• Problem to work on
Where a line contains the word "диаграммы", copy that line.

↓↓↓

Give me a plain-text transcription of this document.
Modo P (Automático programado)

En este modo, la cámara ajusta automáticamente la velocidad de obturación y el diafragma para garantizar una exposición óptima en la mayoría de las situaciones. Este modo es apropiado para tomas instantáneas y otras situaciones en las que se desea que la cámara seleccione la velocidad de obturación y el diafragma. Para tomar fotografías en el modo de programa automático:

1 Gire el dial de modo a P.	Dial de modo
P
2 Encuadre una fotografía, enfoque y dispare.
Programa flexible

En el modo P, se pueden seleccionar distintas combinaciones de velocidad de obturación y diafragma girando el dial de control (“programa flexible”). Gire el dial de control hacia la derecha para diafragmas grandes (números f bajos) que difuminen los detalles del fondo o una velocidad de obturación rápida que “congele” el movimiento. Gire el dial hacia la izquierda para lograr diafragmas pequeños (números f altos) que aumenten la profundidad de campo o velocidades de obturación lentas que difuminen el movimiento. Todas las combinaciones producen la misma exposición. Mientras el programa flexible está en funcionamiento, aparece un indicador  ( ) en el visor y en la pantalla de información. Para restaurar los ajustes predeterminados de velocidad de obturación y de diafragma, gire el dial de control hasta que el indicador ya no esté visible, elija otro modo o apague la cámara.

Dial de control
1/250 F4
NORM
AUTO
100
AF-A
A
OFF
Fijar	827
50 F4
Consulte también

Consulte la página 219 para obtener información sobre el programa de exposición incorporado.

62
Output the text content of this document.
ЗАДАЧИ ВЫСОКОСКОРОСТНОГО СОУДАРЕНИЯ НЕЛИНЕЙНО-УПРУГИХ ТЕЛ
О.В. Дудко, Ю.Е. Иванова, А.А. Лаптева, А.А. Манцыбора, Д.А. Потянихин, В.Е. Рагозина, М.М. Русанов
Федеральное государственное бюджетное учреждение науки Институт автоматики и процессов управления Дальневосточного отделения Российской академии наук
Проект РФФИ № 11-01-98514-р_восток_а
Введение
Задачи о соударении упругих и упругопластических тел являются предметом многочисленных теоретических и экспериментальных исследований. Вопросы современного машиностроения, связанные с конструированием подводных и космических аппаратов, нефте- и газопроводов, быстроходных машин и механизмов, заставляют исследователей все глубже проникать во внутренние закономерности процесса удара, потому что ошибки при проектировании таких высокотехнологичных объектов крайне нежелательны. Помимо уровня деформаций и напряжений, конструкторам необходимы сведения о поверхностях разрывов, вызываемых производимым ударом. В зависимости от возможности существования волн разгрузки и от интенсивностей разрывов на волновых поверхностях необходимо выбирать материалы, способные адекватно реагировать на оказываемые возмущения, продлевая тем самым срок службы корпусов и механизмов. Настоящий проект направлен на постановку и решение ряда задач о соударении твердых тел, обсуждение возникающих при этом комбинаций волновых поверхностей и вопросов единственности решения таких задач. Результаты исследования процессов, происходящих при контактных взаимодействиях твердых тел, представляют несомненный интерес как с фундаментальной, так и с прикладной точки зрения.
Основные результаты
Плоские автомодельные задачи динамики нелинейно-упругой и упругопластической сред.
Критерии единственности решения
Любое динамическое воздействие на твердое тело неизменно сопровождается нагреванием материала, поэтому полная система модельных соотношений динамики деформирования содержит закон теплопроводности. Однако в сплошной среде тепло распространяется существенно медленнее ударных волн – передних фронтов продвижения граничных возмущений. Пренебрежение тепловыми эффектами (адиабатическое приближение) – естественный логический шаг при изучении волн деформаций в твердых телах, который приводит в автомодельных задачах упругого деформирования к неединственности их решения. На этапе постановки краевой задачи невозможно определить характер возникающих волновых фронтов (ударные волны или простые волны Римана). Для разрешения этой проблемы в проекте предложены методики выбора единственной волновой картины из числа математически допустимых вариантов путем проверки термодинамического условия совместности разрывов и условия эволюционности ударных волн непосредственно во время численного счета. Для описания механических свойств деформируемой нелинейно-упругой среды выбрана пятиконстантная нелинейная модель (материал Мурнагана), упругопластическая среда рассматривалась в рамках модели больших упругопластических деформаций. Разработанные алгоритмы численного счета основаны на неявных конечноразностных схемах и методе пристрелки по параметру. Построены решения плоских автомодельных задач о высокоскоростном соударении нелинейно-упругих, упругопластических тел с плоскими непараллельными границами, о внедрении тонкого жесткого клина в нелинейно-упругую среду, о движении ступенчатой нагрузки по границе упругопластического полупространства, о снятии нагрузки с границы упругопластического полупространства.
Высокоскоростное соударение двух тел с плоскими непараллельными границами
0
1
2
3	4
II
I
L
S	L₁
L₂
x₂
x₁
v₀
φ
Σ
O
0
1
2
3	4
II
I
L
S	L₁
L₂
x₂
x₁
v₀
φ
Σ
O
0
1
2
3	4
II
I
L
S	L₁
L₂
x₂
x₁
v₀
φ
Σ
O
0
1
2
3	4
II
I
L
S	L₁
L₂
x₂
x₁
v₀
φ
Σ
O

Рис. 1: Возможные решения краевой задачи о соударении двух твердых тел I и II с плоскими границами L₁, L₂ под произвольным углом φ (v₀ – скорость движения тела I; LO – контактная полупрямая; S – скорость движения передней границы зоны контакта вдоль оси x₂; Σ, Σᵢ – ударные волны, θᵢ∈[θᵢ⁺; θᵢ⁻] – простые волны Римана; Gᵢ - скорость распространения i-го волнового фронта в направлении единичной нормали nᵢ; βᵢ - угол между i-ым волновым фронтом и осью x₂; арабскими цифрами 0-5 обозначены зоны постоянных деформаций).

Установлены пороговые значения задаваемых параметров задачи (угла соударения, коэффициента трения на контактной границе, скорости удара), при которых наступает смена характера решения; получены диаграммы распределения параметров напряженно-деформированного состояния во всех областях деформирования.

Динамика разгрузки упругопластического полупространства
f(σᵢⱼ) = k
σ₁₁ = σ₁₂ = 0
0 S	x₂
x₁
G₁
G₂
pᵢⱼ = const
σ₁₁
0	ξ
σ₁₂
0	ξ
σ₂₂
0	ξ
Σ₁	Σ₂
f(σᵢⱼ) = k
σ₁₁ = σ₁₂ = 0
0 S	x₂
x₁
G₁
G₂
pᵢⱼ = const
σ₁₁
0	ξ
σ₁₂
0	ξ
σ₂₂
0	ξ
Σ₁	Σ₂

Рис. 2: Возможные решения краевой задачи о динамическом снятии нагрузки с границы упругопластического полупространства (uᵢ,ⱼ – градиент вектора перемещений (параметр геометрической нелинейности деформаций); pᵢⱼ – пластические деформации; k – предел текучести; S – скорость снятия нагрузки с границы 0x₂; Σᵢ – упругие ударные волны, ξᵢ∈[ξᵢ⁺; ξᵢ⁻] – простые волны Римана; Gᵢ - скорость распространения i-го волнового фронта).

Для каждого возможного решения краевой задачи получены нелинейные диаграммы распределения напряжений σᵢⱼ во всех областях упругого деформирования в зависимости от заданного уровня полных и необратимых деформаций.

↑↑↑

• Result
Установлены пороговые значения задаваемых параметров задачи (угла соударения, коэффициента трения на контактной границе, скорости удара), при которых наступает смена характера решения; получены диаграммы распределения параметров напряженно-деформированного состояния во всех областях деформирования.
Для каждого возможного решения краевой задачи получены нелинейные диаграммы распределения напряжений σᵢⱼ во всех областях упругого деформирования в зависимости от заданного уровня полных и необратимых деформаций.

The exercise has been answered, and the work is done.